■ Task directions
Read through the entries below and return each line with the word "Project".

[A run of records]

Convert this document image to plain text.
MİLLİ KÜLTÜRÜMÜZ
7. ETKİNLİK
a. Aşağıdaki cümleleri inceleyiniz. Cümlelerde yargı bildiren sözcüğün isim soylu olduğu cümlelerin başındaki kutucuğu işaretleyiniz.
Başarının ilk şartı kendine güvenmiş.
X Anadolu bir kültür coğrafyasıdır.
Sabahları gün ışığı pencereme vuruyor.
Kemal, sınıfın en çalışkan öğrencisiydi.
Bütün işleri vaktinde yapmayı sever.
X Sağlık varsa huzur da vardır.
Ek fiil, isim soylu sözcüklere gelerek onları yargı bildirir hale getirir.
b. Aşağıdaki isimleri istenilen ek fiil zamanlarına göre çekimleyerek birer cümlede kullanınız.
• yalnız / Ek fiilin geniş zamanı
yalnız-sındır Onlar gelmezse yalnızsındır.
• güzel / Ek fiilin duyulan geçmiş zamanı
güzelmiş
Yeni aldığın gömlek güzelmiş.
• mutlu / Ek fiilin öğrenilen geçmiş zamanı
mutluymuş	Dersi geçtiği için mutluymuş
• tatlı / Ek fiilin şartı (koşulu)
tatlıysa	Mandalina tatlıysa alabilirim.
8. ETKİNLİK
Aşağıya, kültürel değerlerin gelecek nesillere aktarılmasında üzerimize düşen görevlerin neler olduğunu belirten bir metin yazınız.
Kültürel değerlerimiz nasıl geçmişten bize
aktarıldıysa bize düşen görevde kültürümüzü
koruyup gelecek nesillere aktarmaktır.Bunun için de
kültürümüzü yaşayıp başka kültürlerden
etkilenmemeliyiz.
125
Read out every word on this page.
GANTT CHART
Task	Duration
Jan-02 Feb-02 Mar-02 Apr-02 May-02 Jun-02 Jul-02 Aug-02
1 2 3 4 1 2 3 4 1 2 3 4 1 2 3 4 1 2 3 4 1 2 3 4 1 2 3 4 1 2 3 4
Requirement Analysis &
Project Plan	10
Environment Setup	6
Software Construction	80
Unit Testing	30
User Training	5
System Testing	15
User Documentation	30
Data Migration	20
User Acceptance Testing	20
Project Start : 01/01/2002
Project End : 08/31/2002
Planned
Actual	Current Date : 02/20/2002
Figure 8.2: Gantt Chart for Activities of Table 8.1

■ Written answer
Project Plan	10
Project Start : 01/01/2002
Project End : 08/31/2002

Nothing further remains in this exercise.